[What you are asked to do]
Reproduce exactly the lines beginning with the line that contains "Type out the text in this image." and ending at the final line of the material below.
----
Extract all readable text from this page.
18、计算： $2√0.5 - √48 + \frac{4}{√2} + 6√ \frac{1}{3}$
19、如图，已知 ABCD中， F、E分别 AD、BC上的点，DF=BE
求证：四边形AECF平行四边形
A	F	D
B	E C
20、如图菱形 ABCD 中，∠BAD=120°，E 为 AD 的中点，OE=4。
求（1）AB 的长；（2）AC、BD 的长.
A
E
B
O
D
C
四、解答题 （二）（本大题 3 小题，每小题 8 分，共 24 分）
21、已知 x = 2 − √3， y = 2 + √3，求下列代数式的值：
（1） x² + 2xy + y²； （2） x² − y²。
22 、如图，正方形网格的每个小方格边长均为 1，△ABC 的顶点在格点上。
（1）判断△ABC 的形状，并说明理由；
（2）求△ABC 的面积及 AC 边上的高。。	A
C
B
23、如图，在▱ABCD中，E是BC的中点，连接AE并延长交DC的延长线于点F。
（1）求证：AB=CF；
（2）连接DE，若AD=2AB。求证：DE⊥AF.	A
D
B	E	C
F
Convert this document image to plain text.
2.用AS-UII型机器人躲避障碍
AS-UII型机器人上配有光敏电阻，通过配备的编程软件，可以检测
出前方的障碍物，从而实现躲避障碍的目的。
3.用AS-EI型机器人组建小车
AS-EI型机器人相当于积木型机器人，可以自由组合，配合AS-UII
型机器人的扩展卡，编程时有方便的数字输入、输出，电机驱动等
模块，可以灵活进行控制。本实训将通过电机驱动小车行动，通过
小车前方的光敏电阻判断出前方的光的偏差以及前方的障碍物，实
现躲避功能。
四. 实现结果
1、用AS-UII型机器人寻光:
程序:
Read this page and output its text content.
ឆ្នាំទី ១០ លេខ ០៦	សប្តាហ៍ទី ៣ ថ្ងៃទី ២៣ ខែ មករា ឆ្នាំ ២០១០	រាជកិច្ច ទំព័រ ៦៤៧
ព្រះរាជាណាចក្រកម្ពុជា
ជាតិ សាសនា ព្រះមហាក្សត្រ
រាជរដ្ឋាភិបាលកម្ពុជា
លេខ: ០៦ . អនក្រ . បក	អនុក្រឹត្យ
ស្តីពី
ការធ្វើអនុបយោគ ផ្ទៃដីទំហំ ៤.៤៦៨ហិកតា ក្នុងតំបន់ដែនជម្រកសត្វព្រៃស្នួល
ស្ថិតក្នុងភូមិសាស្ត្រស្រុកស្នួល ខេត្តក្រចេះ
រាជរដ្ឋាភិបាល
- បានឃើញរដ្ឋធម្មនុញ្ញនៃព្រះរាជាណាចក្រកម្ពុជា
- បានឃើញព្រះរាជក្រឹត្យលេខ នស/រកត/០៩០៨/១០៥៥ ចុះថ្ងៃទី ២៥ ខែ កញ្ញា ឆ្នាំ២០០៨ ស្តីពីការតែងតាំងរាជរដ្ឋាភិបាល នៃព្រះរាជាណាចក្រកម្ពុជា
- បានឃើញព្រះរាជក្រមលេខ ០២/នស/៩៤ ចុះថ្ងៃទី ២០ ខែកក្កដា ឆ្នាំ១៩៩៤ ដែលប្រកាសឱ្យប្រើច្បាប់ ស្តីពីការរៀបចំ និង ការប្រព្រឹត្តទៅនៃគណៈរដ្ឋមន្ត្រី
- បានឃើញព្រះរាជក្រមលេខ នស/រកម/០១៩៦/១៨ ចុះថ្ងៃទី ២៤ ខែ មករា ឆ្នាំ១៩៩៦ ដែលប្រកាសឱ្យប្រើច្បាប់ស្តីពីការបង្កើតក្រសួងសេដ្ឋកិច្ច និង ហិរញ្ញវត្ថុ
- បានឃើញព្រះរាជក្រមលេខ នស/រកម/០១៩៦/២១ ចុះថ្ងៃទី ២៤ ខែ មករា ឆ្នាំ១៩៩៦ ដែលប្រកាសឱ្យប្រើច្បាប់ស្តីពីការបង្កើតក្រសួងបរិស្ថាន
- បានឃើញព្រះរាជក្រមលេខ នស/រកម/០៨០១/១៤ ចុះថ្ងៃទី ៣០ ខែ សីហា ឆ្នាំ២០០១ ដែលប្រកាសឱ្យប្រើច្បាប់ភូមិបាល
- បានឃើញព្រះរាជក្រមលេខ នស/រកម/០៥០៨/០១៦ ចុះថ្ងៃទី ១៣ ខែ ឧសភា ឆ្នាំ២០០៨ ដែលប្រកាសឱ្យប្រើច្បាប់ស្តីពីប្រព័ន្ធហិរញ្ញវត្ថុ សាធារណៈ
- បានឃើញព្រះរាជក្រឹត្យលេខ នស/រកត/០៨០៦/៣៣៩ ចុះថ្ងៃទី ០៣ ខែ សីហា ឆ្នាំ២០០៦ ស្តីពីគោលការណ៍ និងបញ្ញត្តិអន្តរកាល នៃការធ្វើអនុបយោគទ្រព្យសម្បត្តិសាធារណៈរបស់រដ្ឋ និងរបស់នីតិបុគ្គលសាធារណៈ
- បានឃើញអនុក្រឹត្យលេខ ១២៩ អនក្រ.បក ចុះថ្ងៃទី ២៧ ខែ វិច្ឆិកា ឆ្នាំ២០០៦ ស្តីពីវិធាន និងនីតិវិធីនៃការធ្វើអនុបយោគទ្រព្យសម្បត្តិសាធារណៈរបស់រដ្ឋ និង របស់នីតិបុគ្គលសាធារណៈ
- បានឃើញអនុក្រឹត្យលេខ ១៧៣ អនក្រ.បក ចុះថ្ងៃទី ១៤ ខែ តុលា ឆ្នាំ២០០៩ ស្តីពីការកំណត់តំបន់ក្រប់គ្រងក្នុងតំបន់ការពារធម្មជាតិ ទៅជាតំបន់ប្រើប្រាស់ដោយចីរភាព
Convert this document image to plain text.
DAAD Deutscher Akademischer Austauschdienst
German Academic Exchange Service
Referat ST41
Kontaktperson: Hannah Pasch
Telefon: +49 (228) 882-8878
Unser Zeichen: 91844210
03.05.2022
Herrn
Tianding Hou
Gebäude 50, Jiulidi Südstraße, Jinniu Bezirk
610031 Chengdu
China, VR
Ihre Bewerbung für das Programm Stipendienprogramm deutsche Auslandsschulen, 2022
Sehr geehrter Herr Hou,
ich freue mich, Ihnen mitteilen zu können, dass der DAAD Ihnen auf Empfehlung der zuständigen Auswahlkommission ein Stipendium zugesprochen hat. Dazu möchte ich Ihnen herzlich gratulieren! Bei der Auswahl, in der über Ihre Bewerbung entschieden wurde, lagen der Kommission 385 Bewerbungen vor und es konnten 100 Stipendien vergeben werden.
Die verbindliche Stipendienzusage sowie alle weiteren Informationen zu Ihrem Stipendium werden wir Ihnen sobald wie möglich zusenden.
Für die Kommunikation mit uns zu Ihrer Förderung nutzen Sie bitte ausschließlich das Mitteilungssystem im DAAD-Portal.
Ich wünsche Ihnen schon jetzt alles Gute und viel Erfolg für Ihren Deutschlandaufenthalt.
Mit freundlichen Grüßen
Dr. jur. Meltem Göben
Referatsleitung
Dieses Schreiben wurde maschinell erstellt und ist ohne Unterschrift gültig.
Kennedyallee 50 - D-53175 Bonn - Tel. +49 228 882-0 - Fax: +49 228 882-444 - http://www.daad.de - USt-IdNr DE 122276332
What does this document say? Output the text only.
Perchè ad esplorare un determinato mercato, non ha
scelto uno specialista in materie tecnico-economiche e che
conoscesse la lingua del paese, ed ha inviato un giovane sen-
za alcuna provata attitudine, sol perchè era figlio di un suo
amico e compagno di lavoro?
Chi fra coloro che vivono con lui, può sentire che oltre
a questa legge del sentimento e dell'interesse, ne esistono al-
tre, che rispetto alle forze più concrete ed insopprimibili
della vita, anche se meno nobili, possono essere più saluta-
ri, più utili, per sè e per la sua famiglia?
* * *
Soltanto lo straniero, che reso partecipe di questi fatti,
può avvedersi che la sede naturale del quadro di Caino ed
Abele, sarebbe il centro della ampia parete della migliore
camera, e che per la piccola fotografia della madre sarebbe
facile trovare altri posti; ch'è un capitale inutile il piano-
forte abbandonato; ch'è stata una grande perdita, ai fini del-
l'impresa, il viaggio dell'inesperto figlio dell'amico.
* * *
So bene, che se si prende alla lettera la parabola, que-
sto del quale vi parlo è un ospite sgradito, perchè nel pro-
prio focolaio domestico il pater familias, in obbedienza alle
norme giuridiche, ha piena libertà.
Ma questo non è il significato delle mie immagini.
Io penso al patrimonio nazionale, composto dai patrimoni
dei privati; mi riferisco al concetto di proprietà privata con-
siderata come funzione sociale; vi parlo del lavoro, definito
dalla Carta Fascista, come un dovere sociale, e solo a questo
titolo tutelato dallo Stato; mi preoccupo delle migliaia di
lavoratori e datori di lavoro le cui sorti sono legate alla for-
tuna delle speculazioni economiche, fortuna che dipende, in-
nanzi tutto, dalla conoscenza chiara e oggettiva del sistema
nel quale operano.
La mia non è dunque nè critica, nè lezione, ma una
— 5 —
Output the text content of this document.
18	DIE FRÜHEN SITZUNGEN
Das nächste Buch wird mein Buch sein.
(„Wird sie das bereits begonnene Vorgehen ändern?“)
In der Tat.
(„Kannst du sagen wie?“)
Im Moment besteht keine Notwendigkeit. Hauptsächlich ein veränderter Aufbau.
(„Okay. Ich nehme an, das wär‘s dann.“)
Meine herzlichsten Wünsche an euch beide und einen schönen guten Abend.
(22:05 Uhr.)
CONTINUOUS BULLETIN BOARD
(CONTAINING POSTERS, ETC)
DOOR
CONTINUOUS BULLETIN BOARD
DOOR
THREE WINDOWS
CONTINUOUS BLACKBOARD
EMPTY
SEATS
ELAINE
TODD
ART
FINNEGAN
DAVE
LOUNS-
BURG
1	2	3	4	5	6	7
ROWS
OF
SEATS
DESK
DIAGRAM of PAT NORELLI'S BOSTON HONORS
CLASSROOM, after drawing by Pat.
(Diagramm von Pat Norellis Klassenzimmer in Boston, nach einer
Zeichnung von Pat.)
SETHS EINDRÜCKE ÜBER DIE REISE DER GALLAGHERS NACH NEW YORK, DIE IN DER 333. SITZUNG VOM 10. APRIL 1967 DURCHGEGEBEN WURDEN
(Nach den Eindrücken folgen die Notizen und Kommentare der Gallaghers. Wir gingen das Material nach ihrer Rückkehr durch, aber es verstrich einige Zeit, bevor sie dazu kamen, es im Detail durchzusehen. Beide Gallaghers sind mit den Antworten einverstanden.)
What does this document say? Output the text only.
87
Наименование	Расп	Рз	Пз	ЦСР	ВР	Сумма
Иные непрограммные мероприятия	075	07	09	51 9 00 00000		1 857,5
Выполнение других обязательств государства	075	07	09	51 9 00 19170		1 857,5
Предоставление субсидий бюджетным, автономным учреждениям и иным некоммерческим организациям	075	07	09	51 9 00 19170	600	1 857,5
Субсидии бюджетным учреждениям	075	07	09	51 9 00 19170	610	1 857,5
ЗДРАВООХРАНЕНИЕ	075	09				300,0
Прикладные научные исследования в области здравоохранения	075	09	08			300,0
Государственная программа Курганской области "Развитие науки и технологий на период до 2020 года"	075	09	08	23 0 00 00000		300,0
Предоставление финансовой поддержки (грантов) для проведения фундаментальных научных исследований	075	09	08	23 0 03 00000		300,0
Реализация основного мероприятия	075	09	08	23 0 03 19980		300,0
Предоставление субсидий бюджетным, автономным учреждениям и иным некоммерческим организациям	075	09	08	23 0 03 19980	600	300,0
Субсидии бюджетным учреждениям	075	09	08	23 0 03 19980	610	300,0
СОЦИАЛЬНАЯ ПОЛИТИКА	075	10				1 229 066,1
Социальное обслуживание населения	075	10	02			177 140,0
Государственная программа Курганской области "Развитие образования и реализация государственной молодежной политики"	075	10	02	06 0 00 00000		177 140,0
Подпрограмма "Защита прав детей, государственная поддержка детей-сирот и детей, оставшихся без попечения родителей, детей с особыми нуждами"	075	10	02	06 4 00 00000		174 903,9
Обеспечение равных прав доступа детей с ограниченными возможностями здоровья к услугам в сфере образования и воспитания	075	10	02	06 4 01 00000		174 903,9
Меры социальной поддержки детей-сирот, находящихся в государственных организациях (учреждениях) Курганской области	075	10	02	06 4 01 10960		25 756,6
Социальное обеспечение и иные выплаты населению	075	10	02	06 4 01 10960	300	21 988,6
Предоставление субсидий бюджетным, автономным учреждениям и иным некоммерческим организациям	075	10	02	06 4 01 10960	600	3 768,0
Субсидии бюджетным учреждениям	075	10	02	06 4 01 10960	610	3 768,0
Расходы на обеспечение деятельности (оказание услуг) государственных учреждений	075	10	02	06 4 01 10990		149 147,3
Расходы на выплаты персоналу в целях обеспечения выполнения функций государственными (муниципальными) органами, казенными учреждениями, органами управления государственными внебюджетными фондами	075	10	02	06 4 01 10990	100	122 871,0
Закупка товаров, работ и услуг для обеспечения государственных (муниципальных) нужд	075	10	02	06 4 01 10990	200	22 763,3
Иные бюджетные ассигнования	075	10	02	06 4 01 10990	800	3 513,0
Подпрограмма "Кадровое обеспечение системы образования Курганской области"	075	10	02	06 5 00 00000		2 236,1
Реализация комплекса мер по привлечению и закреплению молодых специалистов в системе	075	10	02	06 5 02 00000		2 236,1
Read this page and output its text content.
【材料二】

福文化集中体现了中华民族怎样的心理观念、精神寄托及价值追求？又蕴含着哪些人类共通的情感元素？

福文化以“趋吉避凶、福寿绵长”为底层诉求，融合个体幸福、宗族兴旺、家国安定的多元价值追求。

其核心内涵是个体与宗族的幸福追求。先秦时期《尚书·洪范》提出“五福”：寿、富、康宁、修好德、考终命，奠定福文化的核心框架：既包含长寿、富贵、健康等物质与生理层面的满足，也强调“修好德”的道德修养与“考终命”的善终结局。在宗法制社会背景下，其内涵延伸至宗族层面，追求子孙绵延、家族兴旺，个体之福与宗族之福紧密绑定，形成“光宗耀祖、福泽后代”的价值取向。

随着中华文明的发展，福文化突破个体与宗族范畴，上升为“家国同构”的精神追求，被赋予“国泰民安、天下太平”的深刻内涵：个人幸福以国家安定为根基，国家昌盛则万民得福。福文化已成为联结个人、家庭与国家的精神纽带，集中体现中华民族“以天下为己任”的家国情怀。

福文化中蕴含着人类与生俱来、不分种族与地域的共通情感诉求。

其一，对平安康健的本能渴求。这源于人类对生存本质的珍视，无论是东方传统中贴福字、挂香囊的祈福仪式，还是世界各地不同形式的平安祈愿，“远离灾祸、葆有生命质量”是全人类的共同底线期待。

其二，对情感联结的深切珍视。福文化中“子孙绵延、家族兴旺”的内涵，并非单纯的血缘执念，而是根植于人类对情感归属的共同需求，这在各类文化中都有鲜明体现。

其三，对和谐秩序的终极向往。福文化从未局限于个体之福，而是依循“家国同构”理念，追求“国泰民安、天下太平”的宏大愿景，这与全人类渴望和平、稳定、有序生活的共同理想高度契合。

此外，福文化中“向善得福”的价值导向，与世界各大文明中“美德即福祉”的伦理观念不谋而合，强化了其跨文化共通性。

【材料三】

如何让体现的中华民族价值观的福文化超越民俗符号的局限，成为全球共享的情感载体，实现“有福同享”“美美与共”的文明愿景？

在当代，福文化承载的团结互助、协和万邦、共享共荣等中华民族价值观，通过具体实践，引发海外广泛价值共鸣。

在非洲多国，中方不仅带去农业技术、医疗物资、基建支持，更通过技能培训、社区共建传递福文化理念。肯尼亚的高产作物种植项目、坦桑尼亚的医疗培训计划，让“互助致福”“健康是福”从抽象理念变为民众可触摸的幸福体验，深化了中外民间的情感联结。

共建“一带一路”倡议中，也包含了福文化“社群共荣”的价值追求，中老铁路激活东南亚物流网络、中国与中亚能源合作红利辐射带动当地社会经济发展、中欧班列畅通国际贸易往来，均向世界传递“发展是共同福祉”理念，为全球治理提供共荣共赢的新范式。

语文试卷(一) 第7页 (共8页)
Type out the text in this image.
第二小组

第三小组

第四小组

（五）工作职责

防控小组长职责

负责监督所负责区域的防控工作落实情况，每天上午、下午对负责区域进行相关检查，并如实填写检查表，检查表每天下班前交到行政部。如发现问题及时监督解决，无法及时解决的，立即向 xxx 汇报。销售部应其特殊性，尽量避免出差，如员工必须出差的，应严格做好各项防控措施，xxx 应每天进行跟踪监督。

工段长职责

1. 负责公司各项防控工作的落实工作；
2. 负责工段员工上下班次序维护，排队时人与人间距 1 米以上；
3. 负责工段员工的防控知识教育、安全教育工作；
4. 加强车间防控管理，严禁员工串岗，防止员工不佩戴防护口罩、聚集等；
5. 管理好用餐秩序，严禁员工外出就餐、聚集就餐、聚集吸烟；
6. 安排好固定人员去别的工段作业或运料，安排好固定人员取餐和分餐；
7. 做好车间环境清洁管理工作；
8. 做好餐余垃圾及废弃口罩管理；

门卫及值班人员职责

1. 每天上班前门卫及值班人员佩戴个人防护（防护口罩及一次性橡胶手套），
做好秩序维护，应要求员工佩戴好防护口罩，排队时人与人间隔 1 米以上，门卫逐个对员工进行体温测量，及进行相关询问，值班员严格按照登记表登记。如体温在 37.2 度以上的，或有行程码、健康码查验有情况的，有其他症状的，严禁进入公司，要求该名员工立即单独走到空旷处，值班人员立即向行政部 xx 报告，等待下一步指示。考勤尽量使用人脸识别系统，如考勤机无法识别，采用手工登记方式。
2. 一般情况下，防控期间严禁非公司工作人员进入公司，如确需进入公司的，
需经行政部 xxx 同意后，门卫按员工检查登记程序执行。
----
[Worked solution]
Type out the text in this image.
第二小组

第三小组

第四小组

（五）工作职责

防控小组长职责

负责监督所负责区域的防控工作落实情况，每天上午、下午对负责区域进行相关检查，并如实填写检查表，检查表每天下班前交到行政部。如发现问题及时监督解决，无法及时解决的，立即向 xxx 汇报。销售部应其特殊性，尽量避免出差，如员工必须出差的，应严格做好各项防控措施，xxx 应每天进行跟踪监督。

工段长职责

1. 负责公司各项防控工作的落实工作；
2. 负责工段员工上下班次序维护，排队时人与人间距 1 米以上；
3. 负责工段员工的防控知识教育、安全教育工作；
4. 加强车间防控管理，严禁员工串岗，防止员工不佩戴防护口罩、聚集等；
5. 管理好用餐秩序，严禁员工外出就餐、聚集就餐、聚集吸烟；
6. 安排好固定人员去别的工段作业或运料，安排好固定人员取餐和分餐；
7. 做好车间环境清洁管理工作；
8. 做好餐余垃圾及废弃口罩管理；

门卫及值班人员职责

1. 每天上班前门卫及值班人员佩戴个人防护（防护口罩及一次性橡胶手套），
做好秩序维护，应要求员工佩戴好防护口罩，排队时人与人间隔 1 米以上，门卫逐个对员工进行体温测量，及进行相关询问，值班员严格按照登记表登记。如体温在 37.2 度以上的，或有行程码、健康码查验有情况的，有其他症状的，严禁进入公司，要求该名员工立即单独走到空旷处，值班人员立即向行政部 xx 报告，等待下一步指示。考勤尽量使用人脸识别系统，如考勤机无法识别，采用手工登记方式。
2. 一般情况下，防控期间严禁非公司工作人员进入公司，如确需进入公司的，
需经行政部 xxx 同意后，门卫按员工检查登记程序执行。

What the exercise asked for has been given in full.